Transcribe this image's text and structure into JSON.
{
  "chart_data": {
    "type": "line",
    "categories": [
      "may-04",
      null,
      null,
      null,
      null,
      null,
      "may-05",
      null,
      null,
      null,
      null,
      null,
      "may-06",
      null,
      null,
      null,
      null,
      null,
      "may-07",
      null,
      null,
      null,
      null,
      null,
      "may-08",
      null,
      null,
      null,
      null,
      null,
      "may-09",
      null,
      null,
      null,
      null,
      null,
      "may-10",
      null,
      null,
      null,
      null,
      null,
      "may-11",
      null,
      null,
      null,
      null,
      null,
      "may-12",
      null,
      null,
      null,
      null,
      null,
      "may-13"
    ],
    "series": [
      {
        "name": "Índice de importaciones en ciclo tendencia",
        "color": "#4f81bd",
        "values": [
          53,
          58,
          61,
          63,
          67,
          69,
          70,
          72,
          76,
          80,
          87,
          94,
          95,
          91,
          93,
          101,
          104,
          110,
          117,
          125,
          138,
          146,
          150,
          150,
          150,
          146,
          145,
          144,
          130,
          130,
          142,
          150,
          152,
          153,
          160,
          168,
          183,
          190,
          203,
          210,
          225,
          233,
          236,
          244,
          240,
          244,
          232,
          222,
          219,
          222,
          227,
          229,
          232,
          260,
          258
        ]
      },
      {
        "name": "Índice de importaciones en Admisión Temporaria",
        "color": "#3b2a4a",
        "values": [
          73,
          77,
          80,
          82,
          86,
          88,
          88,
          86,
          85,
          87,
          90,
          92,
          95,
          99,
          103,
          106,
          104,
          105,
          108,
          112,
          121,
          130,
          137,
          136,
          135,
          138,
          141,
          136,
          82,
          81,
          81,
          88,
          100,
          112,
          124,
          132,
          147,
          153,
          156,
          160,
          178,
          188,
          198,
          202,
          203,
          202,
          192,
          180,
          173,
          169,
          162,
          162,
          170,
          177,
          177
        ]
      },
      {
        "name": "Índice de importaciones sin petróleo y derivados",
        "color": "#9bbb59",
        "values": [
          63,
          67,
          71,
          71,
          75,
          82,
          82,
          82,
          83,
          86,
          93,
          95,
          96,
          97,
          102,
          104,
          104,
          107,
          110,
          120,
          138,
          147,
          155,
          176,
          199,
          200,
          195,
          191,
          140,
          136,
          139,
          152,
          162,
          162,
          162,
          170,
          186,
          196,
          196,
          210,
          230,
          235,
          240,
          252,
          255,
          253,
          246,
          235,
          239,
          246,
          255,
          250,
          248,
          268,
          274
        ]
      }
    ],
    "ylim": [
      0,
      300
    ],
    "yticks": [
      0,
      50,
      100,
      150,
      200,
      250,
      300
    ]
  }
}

○ ○ ○

> What you need to do
Your task is to transcribe the listing above in full, exactly as given.

> Result of this exercise
Transcribe this image's text and structure into JSON.
{
  "chart_data": {
    "type": "line",
    "categories": [
      "may-04",
      null,
      null,
      null,
      null,
      null,
      "may-05",
      null,
      null,
      null,
      null,
      null,
      "may-06",
      null,
      null,
      null,
      null,
      null,
      "may-07",
      null,
      null,
      null,
      null,
      null,
      "may-08",
      null,
      null,
      null,
      null,
      null,
      "may-09",
      null,
      null,
      null,
      null,
      null,
      "may-10",
      null,
      null,
      null,
      null,
      null,
      "may-11",
      null,
      null,
      null,
      null,
      null,
      "may-12",
      null,
      null,
      null,
      null,
      null,
      "may-13"
    ],
    "series": [
      {
        "name": "Índice de importaciones en ciclo tendencia",
        "color": "#4f81bd",
        "values": [
          53,
          58,
          61,
          63,
          67,
          69,
          70,
          72,
          76,
          80,
          87,
          94,
          95,
          91,
          93,
          101,
          104,
          110,
          117,
          125,
          138,
          146,
          150,
          150,
          150,
          146,
          145,
          144,
          130,
          130,
          142,
          150,
          152,
          153,
          160,
          168,
          183,
          190,
          203,
          210,
          225,
          233,
          236,
          244,
          240,
          244,
          232,
          222,
          219,
          222,
          227,
          229,
          232,
          260,
          258
        ]
      },
      {
        "name": "Índice de importaciones en Admisión Temporaria",
        "color": "#3b2a4a",
        "values": [
          73,
          77,
          80,
          82,
          86,
          88,
          88,
          86,
          85,
          87,
          90,
          92,
          95,
          99,
          103,
          106,
          104,
          105,
          108,
          112,
          121,
          130,
          137,
          136,
          135,
          138,
          141,
          136,
          82,
          81,
          81,
          88,
          100,
          112,
          124,
          132,
          147,
          153,
          156,
          160,
          178,
          188,
          198,
          202,
          203,
          202,
          192,
          180,
          173,
          169,
          162,
          162,
          170,
          177,
          177
        ]
      },
      {
        "name": "Índice de importaciones sin petróleo y derivados",
        "color": "#9bbb59",
        "values": [
          63,
          67,
          71,
          71,
          75,
          82,
          82,
          82,
          83,
          86,
          93,
          95,
          96,
          97,
          102,
          104,
          104,
          107,
          110,
          120,
          138,
          147,
          155,
          176,
          199,
          200,
          195,
          191,
          140,
          136,
          139,
          152,
          162,
          162,
          162,
          170,
          186,
          196,
          196,
          210,
          230,
          235,
          240,
          252,
          255,
          253,
          246,
          235,
          239,
          246,
          255,
          250,
          248,
          268,
          274
        ]
      }
    ],
    "ylim": [
      0,
      300
    ],
    "yticks": [
      0,
      50,
      100,
      150,
      200,
      250,
      300
    ]
  }
}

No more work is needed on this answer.